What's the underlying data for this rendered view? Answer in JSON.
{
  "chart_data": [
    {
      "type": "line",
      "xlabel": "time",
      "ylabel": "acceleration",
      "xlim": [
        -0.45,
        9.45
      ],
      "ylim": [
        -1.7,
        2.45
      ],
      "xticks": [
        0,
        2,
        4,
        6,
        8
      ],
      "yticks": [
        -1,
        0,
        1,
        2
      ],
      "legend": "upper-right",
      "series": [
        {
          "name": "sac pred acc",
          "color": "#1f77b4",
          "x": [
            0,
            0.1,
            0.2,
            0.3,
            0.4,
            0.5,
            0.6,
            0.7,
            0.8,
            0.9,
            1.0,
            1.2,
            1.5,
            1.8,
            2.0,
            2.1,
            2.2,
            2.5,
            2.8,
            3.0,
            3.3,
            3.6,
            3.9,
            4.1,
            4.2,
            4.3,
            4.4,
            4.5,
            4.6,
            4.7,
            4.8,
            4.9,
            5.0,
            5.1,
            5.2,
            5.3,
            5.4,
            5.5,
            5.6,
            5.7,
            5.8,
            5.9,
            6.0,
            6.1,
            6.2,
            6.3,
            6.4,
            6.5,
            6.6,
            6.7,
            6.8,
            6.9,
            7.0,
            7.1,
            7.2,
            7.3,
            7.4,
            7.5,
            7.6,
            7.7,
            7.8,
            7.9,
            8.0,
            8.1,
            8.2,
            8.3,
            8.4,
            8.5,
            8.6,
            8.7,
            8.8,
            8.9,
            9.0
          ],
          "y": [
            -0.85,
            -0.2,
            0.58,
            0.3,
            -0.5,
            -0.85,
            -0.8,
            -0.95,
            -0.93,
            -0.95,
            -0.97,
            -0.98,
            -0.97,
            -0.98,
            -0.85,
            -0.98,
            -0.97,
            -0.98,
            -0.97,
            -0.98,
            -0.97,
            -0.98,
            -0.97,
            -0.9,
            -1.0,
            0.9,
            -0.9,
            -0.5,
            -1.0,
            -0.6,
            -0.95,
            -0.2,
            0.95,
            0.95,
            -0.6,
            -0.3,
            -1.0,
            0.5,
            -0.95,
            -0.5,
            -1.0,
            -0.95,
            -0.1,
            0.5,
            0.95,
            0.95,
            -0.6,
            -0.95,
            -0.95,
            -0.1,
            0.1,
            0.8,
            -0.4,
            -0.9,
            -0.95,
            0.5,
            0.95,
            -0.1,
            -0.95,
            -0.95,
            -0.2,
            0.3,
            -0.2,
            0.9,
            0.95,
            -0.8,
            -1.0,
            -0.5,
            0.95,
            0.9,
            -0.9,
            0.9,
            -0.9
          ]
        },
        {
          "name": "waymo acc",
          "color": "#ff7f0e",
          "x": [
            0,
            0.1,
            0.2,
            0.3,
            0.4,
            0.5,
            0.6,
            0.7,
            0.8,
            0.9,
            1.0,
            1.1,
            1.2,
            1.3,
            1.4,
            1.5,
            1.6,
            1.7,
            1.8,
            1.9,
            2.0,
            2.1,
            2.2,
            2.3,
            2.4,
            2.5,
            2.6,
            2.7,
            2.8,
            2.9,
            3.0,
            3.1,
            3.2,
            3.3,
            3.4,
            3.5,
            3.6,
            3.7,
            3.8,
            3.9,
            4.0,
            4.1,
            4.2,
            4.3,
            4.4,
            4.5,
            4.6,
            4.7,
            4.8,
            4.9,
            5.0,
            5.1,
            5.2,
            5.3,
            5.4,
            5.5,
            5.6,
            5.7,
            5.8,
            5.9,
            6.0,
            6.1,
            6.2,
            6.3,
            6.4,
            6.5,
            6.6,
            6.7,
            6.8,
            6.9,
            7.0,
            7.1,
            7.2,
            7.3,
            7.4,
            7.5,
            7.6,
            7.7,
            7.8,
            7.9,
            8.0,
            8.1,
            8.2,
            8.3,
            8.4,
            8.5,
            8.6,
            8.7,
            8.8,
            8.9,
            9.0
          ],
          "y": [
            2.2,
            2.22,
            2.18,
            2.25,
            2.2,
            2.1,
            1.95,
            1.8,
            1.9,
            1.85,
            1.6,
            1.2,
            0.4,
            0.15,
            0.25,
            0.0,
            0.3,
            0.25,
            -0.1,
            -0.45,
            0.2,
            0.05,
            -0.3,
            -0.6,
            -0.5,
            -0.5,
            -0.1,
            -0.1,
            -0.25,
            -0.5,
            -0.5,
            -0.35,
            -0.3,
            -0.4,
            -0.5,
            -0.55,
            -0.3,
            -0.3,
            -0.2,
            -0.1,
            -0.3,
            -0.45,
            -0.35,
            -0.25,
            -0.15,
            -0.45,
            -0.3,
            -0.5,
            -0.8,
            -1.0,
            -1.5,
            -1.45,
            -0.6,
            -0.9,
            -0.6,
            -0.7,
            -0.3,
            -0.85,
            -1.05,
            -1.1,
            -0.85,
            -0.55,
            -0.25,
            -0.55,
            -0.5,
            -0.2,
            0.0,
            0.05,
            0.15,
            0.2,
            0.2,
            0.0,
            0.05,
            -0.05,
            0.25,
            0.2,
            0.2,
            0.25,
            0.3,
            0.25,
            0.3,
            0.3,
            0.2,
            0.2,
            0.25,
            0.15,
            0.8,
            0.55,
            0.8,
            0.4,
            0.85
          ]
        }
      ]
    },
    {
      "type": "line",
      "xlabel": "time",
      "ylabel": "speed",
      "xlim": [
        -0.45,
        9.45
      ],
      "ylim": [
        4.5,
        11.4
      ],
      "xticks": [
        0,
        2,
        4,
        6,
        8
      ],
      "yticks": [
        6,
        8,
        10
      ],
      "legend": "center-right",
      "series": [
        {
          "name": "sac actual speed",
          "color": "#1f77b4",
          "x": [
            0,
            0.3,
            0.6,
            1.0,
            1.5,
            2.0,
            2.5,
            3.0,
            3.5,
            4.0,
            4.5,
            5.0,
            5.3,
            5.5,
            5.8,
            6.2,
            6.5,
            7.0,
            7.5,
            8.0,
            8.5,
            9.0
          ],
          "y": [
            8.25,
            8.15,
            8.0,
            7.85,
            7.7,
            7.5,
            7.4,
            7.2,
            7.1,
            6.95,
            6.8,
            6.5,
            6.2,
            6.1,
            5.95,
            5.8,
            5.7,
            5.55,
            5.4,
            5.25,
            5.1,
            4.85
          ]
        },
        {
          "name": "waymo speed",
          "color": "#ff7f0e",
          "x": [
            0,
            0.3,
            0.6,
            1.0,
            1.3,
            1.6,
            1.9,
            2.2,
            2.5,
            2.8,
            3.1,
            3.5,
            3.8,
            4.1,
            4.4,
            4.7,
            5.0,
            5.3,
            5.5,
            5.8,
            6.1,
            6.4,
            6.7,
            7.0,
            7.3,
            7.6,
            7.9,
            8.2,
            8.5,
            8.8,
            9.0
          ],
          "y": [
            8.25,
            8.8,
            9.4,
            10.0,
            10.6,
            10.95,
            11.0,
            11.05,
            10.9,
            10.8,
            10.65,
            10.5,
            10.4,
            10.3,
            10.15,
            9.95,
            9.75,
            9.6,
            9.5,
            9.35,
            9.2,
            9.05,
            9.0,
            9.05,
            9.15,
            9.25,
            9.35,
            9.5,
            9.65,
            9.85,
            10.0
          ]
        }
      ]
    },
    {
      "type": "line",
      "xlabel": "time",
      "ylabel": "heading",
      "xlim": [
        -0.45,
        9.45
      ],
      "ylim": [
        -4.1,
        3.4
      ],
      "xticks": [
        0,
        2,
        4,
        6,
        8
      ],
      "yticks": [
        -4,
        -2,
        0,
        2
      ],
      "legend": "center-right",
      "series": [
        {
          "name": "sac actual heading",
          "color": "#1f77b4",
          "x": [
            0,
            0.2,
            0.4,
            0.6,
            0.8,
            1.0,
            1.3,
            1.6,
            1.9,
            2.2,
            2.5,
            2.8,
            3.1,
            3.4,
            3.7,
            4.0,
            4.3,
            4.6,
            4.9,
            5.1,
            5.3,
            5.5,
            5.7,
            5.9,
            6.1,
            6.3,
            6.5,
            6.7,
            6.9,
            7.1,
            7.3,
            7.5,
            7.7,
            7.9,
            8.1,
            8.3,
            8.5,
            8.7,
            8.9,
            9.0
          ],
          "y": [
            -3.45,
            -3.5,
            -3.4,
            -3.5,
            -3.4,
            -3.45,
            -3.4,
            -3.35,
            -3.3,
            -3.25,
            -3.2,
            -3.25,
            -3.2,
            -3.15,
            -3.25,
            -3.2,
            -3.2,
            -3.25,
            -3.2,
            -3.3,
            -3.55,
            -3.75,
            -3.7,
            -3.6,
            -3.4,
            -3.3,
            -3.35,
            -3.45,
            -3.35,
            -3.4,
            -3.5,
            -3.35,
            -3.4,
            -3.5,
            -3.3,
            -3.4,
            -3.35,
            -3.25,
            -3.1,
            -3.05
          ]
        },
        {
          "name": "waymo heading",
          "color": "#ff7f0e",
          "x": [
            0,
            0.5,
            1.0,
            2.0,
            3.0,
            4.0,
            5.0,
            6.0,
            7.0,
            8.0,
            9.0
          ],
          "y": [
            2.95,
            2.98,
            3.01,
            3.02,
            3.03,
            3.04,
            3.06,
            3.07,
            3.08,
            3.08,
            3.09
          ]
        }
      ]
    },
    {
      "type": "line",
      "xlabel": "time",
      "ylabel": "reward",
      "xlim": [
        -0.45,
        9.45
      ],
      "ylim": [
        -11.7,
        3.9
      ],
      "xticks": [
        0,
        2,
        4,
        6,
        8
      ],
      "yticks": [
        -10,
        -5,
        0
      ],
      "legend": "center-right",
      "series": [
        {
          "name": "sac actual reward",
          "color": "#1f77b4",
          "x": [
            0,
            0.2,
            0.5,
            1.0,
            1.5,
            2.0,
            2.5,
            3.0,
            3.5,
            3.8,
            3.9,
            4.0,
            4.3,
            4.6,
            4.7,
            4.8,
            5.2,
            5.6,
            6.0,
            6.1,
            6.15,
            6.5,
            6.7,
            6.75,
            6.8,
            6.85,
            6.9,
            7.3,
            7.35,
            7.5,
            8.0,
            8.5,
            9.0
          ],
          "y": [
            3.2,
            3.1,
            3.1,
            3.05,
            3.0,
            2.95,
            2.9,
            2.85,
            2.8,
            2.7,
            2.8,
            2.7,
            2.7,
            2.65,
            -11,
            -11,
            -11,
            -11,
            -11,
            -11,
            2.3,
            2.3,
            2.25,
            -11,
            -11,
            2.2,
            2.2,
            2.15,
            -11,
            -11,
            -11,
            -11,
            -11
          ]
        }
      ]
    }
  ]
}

Your goal: Find each line holding the word "reward" and copy it.

Exercise response:
      "ylabel": "reward",
          "name": "sac actual reward",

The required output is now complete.